[Your task]
Quote every line below exactly as it reads.

[Entries]

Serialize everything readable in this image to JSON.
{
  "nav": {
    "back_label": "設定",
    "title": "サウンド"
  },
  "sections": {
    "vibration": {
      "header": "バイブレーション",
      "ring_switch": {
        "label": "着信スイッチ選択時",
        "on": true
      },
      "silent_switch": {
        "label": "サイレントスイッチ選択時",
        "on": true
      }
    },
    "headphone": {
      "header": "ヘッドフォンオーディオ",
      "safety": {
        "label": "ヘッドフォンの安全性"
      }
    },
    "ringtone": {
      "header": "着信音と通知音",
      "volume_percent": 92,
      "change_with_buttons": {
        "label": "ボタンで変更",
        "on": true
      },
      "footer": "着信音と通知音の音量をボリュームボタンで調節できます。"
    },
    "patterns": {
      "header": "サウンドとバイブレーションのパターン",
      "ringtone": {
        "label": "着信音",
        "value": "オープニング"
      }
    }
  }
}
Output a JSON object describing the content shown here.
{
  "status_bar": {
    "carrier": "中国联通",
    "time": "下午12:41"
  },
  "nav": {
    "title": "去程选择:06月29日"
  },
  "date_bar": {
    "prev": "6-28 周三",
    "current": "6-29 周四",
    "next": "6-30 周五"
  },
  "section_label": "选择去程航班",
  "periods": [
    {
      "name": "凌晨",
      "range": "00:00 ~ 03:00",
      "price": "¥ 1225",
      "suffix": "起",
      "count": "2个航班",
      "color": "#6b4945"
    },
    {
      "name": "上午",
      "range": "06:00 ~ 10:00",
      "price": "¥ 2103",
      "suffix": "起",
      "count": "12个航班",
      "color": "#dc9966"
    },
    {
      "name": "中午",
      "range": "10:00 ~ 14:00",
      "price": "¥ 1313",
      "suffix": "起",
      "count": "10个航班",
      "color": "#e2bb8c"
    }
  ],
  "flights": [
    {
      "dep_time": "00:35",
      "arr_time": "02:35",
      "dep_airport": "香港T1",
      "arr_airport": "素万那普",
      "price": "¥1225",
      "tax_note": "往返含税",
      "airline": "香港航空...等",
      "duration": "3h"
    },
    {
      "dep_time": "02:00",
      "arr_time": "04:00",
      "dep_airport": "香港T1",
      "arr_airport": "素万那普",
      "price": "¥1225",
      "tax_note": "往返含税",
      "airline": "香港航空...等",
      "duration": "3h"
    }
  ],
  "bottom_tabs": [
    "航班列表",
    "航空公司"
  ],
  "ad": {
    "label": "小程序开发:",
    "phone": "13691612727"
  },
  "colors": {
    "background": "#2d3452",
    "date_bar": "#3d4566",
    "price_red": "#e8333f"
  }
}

[Written solution]
Serialize everything readable in this image to JSON.
{
  "nav": {
    "back_label": "設定",
    "title": "サウンド"
  },
  "sections": {
    "vibration": {
      "header": "バイブレーション",
      "ring_switch": {
        "label": "着信スイッチ選択時",
        "on": true
      },
      "silent_switch": {
        "label": "サイレントスイッチ選択時",
        "on": true
      }
    },
    "headphone": {
      "header": "ヘッドフォンオーディオ",
      "safety": {
        "label": "ヘッドフォンの安全性"
      }
    },
    "ringtone": {
      "header": "着信音と通知音",
      "volume_percent": 92,
      "change_with_buttons": {
        "label": "ボタンで変更",
        "on": true
      },
      "footer": "着信音と通知音の音量をボリュームボタンで調節できます。"
    },
    "patterns": {
      "header": "サウンドとバイブレーションのパターン",
      "ringtone": {
        "label": "着信音",
        "value": "オープニング"
      }
    }
  }
}
Output a JSON object describing the content shown here.
{
  "status_bar": {
    "carrier": "中国联通",
    "time": "下午12:41"
  },
  "nav": {
    "title": "去程选择:06月29日"
  },
  "date_bar": {
    "prev": "6-28 周三",
    "current": "6-29 周四",
    "next": "6-30 周五"
  },
  "section_label": "选择去程航班",
  "periods": [
    {
      "name": "凌晨",
      "range": "00:00 ~ 03:00",
      "price": "¥ 1225",
      "suffix": "起",
      "count": "2个航班",
      "color": "#6b4945"
    },
    {
      "name": "上午",
      "range": "06:00 ~ 10:00",
      "price": "¥ 2103",
      "suffix": "起",
      "count": "12个航班",
      "color": "#dc9966"
    },
    {
      "name": "中午",
      "range": "10:00 ~ 14:00",
      "price": "¥ 1313",
      "suffix": "起",
      "count": "10个航班",
      "color": "#e2bb8c"
    }
  ],
  "flights": [
    {
      "dep_time": "00:35",
      "arr_time": "02:35",
      "dep_airport": "香港T1",
      "arr_airport": "素万那普",
      "price": "¥1225",
      "tax_note": "往返含税",
      "airline": "香港航空...等",
      "duration": "3h"
    },
    {
      "dep_time": "02:00",
      "arr_time": "04:00",
      "dep_airport": "香港T1",
      "arr_airport": "素万那普",
      "price": "¥1225",
      "tax_note": "往返含税",
      "airline": "香港航空...等",
      "duration": "3h"
    }
  ],
  "bottom_tabs": [
    "航班列表",
    "航空公司"
  ],
  "ad": {
    "label": "小程序开发:",
    "phone": "13691612727"
  },
  "colors": {
    "background": "#2d3452",
    "date_bar": "#3d4566",
    "price_red": "#e8333f"
  }
}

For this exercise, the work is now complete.